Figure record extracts
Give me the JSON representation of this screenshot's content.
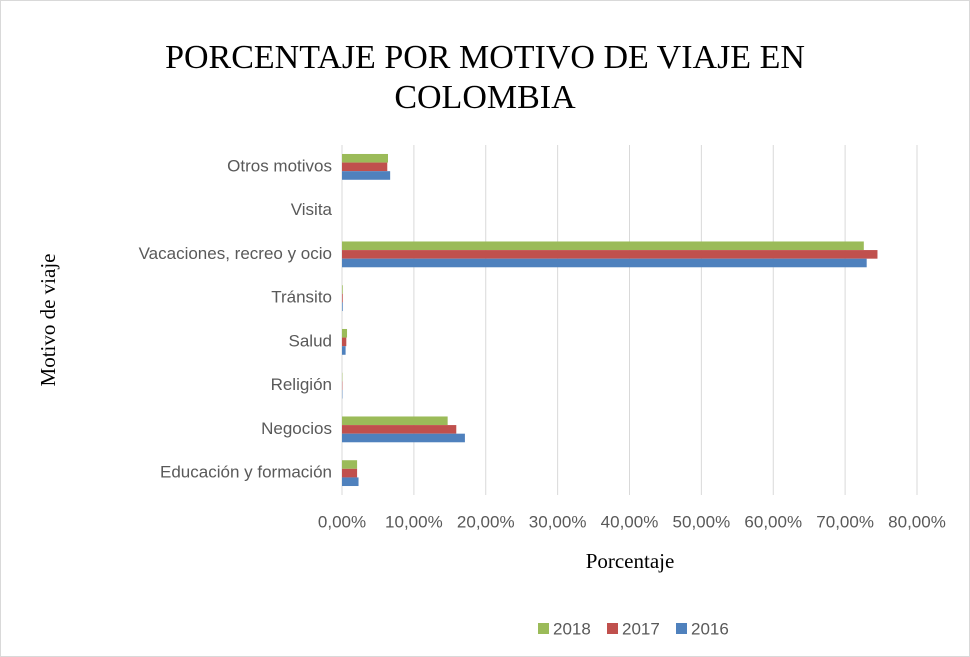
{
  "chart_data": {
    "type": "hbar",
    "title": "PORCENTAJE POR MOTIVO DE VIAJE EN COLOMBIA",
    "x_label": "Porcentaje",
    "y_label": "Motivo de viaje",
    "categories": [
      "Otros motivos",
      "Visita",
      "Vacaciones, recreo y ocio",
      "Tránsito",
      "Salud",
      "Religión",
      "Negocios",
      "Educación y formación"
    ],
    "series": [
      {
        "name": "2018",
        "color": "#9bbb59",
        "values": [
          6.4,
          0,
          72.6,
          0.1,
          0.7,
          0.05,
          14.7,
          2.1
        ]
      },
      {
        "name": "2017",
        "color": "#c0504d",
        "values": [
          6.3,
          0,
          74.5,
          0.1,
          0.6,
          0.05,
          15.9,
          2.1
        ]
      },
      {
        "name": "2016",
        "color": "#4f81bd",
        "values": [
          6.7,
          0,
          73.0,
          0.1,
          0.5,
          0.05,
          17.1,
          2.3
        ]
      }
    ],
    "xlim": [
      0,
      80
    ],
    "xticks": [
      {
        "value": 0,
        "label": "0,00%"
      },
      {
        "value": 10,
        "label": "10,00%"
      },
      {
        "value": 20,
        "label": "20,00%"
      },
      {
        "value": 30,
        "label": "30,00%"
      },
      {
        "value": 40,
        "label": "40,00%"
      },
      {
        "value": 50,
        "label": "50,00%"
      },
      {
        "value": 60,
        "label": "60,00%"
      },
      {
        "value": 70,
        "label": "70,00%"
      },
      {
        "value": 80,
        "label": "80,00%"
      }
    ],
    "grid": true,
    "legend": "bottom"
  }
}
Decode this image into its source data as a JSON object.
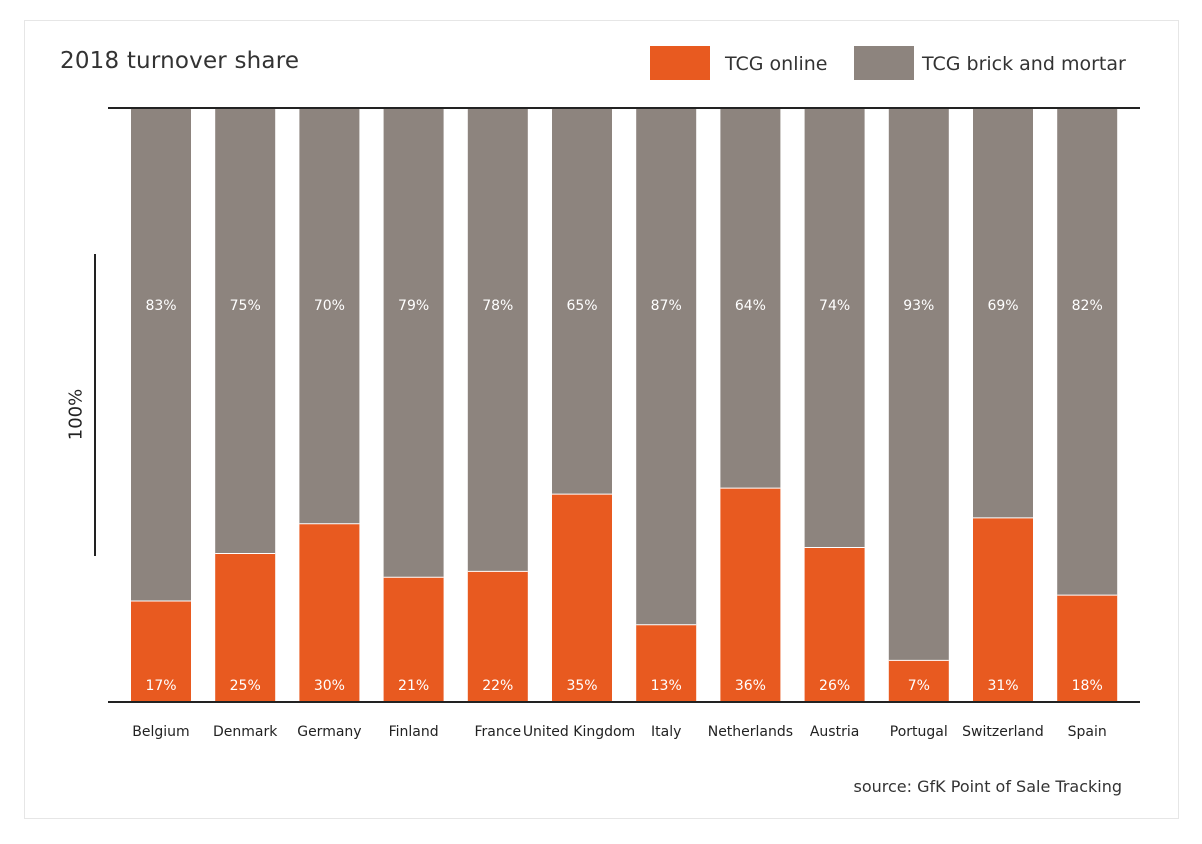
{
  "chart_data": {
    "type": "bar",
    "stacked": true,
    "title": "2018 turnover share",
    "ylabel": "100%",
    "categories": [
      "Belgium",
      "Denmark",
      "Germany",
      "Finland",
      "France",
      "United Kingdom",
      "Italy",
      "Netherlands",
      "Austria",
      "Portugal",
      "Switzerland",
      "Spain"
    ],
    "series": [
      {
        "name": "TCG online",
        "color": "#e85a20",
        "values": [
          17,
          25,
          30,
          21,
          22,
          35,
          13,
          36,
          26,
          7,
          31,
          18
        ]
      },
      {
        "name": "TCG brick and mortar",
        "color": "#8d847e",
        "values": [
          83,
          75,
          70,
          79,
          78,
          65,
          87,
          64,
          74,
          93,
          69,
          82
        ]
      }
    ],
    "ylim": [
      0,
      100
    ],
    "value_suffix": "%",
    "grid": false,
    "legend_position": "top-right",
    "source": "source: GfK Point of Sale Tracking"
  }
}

§ Work required
Write the records out again in full, exactly, and skip every picture.

§ Exercise output
Give me the JSON representation of this screenshot's content.
{
  "chart_data": {
    "type": "hbar",
    "title": "PORCENTAJE POR MOTIVO DE VIAJE EN COLOMBIA",
    "x_label": "Porcentaje",
    "y_label": "Motivo de viaje",
    "categories": [
      "Otros motivos",
      "Visita",
      "Vacaciones, recreo y ocio",
      "Tránsito",
      "Salud",
      "Religión",
      "Negocios",
      "Educación y formación"
    ],
    "series": [
      {
        "name": "2018",
        "color": "#9bbb59",
        "values": [
          6.4,
          0,
          72.6,
          0.1,
          0.7,
          0.05,
          14.7,
          2.1
        ]
      },
      {
        "name": "2017",
        "color": "#c0504d",
        "values": [
          6.3,
          0,
          74.5,
          0.1,
          0.6,
          0.05,
          15.9,
          2.1
        ]
      },
      {
        "name": "2016",
        "color": "#4f81bd",
        "values": [
          6.7,
          0,
          73.0,
          0.1,
          0.5,
          0.05,
          17.1,
          2.3
        ]
      }
    ],
    "xlim": [
      0,
      80
    ],
    "xticks": [
      {
        "value": 0,
        "label": "0,00%"
      },
      {
        "value": 10,
        "label": "10,00%"
      },
      {
        "value": 20,
        "label": "20,00%"
      },
      {
        "value": 30,
        "label": "30,00%"
      },
      {
        "value": 40,
        "label": "40,00%"
      },
      {
        "value": 50,
        "label": "50,00%"
      },
      {
        "value": 60,
        "label": "60,00%"
      },
      {
        "value": 70,
        "label": "70,00%"
      },
      {
        "value": 80,
        "label": "80,00%"
      }
    ],
    "grid": true,
    "legend": "bottom"
  }
}
Decode this image into its source data as a JSON object.
{
  "chart_data": {
    "type": "bar",
    "stacked": true,
    "title": "2018 turnover share",
    "ylabel": "100%",
    "categories": [
      "Belgium",
      "Denmark",
      "Germany",
      "Finland",
      "France",
      "United Kingdom",
      "Italy",
      "Netherlands",
      "Austria",
      "Portugal",
      "Switzerland",
      "Spain"
    ],
    "series": [
      {
        "name": "TCG online",
        "color": "#e85a20",
        "values": [
          17,
          25,
          30,
          21,
          22,
          35,
          13,
          36,
          26,
          7,
          31,
          18
        ]
      },
      {
        "name": "TCG brick and mortar",
        "color": "#8d847e",
        "values": [
          83,
          75,
          70,
          79,
          78,
          65,
          87,
          64,
          74,
          93,
          69,
          82
        ]
      }
    ],
    "ylim": [
      0,
      100
    ],
    "value_suffix": "%",
    "grid": false,
    "legend_position": "top-right",
    "source": "source: GfK Point of Sale Tracking"
  }
}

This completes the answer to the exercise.